SUPPLIED RECORDS:
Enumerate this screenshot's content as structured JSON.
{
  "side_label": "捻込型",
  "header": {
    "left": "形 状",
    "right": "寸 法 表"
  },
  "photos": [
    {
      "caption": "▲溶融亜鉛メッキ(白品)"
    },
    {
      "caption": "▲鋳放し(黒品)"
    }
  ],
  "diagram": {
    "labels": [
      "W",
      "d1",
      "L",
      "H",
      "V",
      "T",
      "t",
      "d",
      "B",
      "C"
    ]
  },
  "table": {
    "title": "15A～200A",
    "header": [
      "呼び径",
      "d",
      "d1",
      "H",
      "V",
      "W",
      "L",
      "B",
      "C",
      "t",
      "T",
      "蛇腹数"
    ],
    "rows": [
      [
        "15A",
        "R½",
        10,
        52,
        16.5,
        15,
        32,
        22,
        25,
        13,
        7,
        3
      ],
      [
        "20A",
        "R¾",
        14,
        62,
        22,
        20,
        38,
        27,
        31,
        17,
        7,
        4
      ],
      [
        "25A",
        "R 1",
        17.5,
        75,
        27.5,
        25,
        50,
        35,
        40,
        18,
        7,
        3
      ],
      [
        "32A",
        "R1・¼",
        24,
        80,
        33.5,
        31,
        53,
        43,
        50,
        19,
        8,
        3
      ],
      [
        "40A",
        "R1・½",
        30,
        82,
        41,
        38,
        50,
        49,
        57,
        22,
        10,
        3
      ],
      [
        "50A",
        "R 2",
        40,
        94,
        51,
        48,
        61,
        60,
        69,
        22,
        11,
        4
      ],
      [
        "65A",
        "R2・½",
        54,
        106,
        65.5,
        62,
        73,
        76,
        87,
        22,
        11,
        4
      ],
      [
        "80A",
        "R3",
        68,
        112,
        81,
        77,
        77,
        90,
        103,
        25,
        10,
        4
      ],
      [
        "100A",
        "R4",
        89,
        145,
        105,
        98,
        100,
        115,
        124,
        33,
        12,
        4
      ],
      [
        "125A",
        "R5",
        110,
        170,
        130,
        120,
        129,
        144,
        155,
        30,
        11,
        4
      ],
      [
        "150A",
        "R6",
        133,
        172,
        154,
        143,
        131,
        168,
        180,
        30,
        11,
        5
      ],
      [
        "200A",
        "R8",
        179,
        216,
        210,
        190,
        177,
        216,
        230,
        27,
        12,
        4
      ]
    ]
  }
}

WHAT TO DO: Copy the entries above exactly, leaving none out.

RESPONSE TO THIS TASK:
Enumerate this screenshot's content as structured JSON.
{
  "side_label": "捻込型",
  "header": {
    "left": "形 状",
    "right": "寸 法 表"
  },
  "photos": [
    {
      "caption": "▲溶融亜鉛メッキ(白品)"
    },
    {
      "caption": "▲鋳放し(黒品)"
    }
  ],
  "diagram": {
    "labels": [
      "W",
      "d1",
      "L",
      "H",
      "V",
      "T",
      "t",
      "d",
      "B",
      "C"
    ]
  },
  "table": {
    "title": "15A～200A",
    "header": [
      "呼び径",
      "d",
      "d1",
      "H",
      "V",
      "W",
      "L",
      "B",
      "C",
      "t",
      "T",
      "蛇腹数"
    ],
    "rows": [
      [
        "15A",
        "R½",
        10,
        52,
        16.5,
        15,
        32,
        22,
        25,
        13,
        7,
        3
      ],
      [
        "20A",
        "R¾",
        14,
        62,
        22,
        20,
        38,
        27,
        31,
        17,
        7,
        4
      ],
      [
        "25A",
        "R 1",
        17.5,
        75,
        27.5,
        25,
        50,
        35,
        40,
        18,
        7,
        3
      ],
      [
        "32A",
        "R1・¼",
        24,
        80,
        33.5,
        31,
        53,
        43,
        50,
        19,
        8,
        3
      ],
      [
        "40A",
        "R1・½",
        30,
        82,
        41,
        38,
        50,
        49,
        57,
        22,
        10,
        3
      ],
      [
        "50A",
        "R 2",
        40,
        94,
        51,
        48,
        61,
        60,
        69,
        22,
        11,
        4
      ],
      [
        "65A",
        "R2・½",
        54,
        106,
        65.5,
        62,
        73,
        76,
        87,
        22,
        11,
        4
      ],
      [
        "80A",
        "R3",
        68,
        112,
        81,
        77,
        77,
        90,
        103,
        25,
        10,
        4
      ],
      [
        "100A",
        "R4",
        89,
        145,
        105,
        98,
        100,
        115,
        124,
        33,
        12,
        4
      ],
      [
        "125A",
        "R5",
        110,
        170,
        130,
        120,
        129,
        144,
        155,
        30,
        11,
        4
      ],
      [
        "150A",
        "R6",
        133,
        172,
        154,
        143,
        131,
        168,
        180,
        30,
        11,
        5
      ],
      [
        "200A",
        "R8",
        179,
        216,
        210,
        190,
        177,
        216,
        230,
        27,
        12,
        4
      ]
    ]
  }
}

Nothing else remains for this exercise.